> DATA TO USE
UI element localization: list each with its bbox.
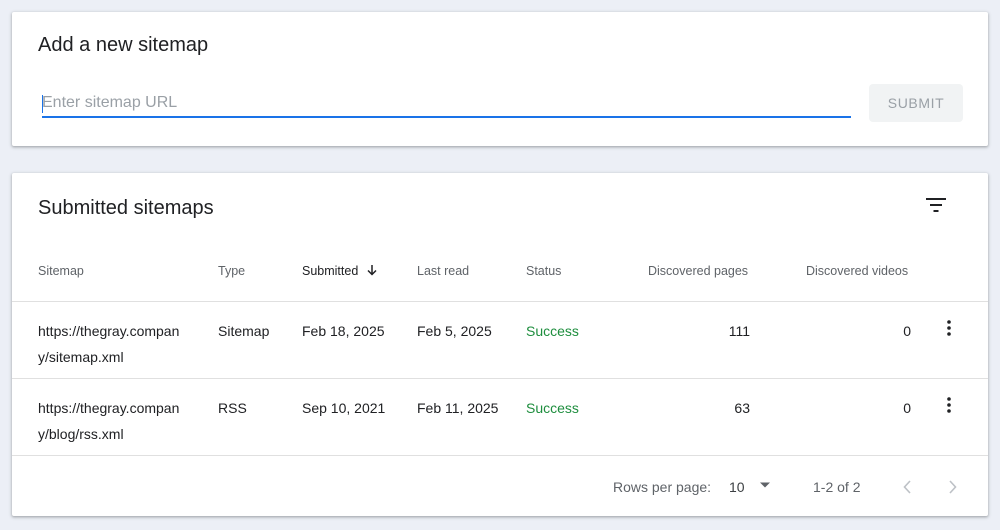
status-cell: Success — [526, 400, 579, 416]
last-read-cell: Feb 11, 2025 — [417, 400, 499, 416]
page-range: 1-2 of 2 — [813, 479, 861, 495]
filter-button[interactable] — [920, 189, 952, 221]
previous-page-button[interactable] — [895, 475, 919, 499]
type-cell: RSS — [218, 400, 247, 416]
chevron-left-icon — [903, 480, 911, 494]
column-header-discovered-videos[interactable]: Discovered videos — [806, 264, 908, 278]
type-cell: Sitemap — [218, 323, 270, 339]
rows-per-page-value: 10 — [729, 479, 745, 495]
rows-per-page-select[interactable]: 10 — [729, 477, 777, 499]
more-vert-icon — [947, 397, 951, 413]
chevron-right-icon — [949, 480, 957, 494]
sitemap-url-input[interactable] — [42, 90, 851, 118]
table-row[interactable]: https://thegray.company/blog/rss.xml RSS… — [12, 379, 988, 456]
status-cell: Success — [526, 323, 579, 339]
more-vert-icon — [947, 320, 951, 336]
sort-descending-icon — [367, 265, 377, 276]
column-header-sitemap[interactable]: Sitemap — [38, 264, 84, 278]
column-header-submitted[interactable]: Submitted — [302, 264, 378, 278]
rows-per-page-label: Rows per page: — [613, 479, 712, 495]
submitted-date-cell: Sep 10, 2021 — [302, 400, 386, 416]
filter-icon — [926, 198, 946, 212]
more-options-button[interactable] — [939, 393, 959, 417]
column-header-discovered-pages[interactable]: Discovered pages — [648, 264, 748, 278]
discovered-videos-cell: 0 — [903, 400, 911, 416]
discovered-pages-cell: 63 — [734, 400, 750, 416]
discovered-videos-cell: 0 — [903, 323, 911, 339]
column-header-status[interactable]: Status — [526, 264, 561, 278]
divider — [12, 455, 988, 456]
last-read-cell: Feb 5, 2025 — [417, 323, 492, 339]
column-header-last-read[interactable]: Last read — [417, 264, 469, 278]
discovered-pages-cell: 111 — [728, 323, 750, 339]
submitted-date-cell: Feb 18, 2025 — [302, 323, 385, 339]
table-row[interactable]: https://thegray.company/sitemap.xml Site… — [12, 302, 988, 379]
submitted-sitemaps-card: Submitted sitemaps Sitemap Type Submitte… — [12, 173, 988, 516]
submitted-sitemaps-title: Submitted sitemaps — [38, 197, 214, 219]
more-options-button[interactable] — [939, 316, 959, 340]
column-header-type[interactable]: Type — [218, 264, 245, 278]
text-caret — [42, 95, 43, 113]
add-sitemap-card: Add a new sitemap SUBMIT — [12, 12, 988, 146]
column-header-submitted-label: Submitted — [302, 264, 359, 278]
sitemap-url-cell[interactable]: https://thegray.company/blog/rss.xml — [38, 395, 188, 447]
dropdown-arrow-icon — [760, 482, 770, 488]
submit-button[interactable]: SUBMIT — [869, 84, 963, 122]
next-page-button[interactable] — [941, 475, 965, 499]
add-sitemap-title: Add a new sitemap — [38, 34, 209, 56]
sitemap-url-cell[interactable]: https://thegray.company/sitemap.xml — [38, 318, 188, 370]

> STATED GOAL
Put the lines of the records above into a numbered list, leaving out blank lines and the pictures.

> OUTPUT OF THE EXERCISE
1. UI element localization: list each with its bbox.
2. status-cell: Success — [526, 400, 579, 416]
3. last-read-cell: Feb 11, 2025 — [417, 400, 499, 416]
4. page-range: 1-2 of 2 — [813, 479, 861, 495]
5. filter-button[interactable] — [920, 189, 952, 221]
6. previous-page-button[interactable] — [895, 475, 919, 499]
7. type-cell: RSS — [218, 400, 247, 416]
8. chevron-left-icon — [903, 480, 911, 494]
9. column-header-discovered-videos[interactable]: Discovered videos — [806, 264, 908, 278]
10. type-cell: Sitemap — [218, 323, 270, 339]
11. rows-per-page-value: 10 — [729, 479, 745, 495]
12. rows-per-page-select[interactable]: 10 — [729, 477, 777, 499]
13. more-vert-icon — [947, 397, 951, 413]
14. chevron-right-icon — [949, 480, 957, 494]
15. sitemap-url-input[interactable] — [42, 90, 851, 118]
16. table-row[interactable]: https://thegray.company/blog/rss.xml RSS… — [12, 379, 988, 456]
17. status-cell: Success — [526, 323, 579, 339]
18. more-vert-icon — [947, 320, 951, 336]
19. sort-descending-icon — [367, 265, 377, 276]
20. column-header-sitemap[interactable]: Sitemap — [38, 264, 84, 278]
21. column-header-submitted[interactable]: Submitted — [302, 264, 378, 278]
22. rows-per-page-label: Rows per page: — [613, 479, 712, 495]
23. submitted-date-cell: Sep 10, 2021 — [302, 400, 386, 416]
24. filter-icon — [926, 198, 946, 212]
25. more-options-button[interactable] — [939, 393, 959, 417]
26. column-header-discovered-pages[interactable]: Discovered pages — [648, 264, 748, 278]
27. discovered-videos-cell: 0 — [903, 400, 911, 416]
28. discovered-pages-cell: 63 — [734, 400, 750, 416]
29. discovered-videos-cell: 0 — [903, 323, 911, 339]
30. column-header-status[interactable]: Status — [526, 264, 561, 278]
31. divider — [12, 455, 988, 456]
32. last-read-cell: Feb 5, 2025 — [417, 323, 492, 339]
33. column-header-last-read[interactable]: Last read — [417, 264, 469, 278]
34. discovered-pages-cell: 111 — [728, 323, 750, 339]
35. submitted-date-cell: Feb 18, 2025 — [302, 323, 385, 339]
36. table-row[interactable]: https://thegray.company/sitemap.xml Site… — [12, 302, 988, 379]
37. submitted-sitemaps-card: Submitted sitemaps Sitemap Type Submitte… — [12, 173, 988, 516]
38. submitted-sitemaps-title: Submitted sitemaps — [38, 197, 214, 219]
39. more-options-button[interactable] — [939, 316, 959, 340]
40. column-header-type[interactable]: Type — [218, 264, 245, 278]
41. text-caret — [42, 95, 43, 113]
42. add-sitemap-card: Add a new sitemap SUBMIT — [12, 12, 988, 146]
43. column-header-submitted-label: Submitted — [302, 264, 359, 278]
44. sitemap-url-cell[interactable]: https://thegray.company/blog/rss.xml — [38, 395, 188, 447]
45. dropdown-arrow-icon — [760, 482, 770, 488]
46. submit-button[interactable]: SUBMIT — [869, 84, 963, 122]
47. next-page-button[interactable] — [941, 475, 965, 499]
48. add-sitemap-title: Add a new sitemap — [38, 34, 209, 56]
49. sitemap-url-cell[interactable]: https://thegray.company/sitemap.xml — [38, 318, 188, 370]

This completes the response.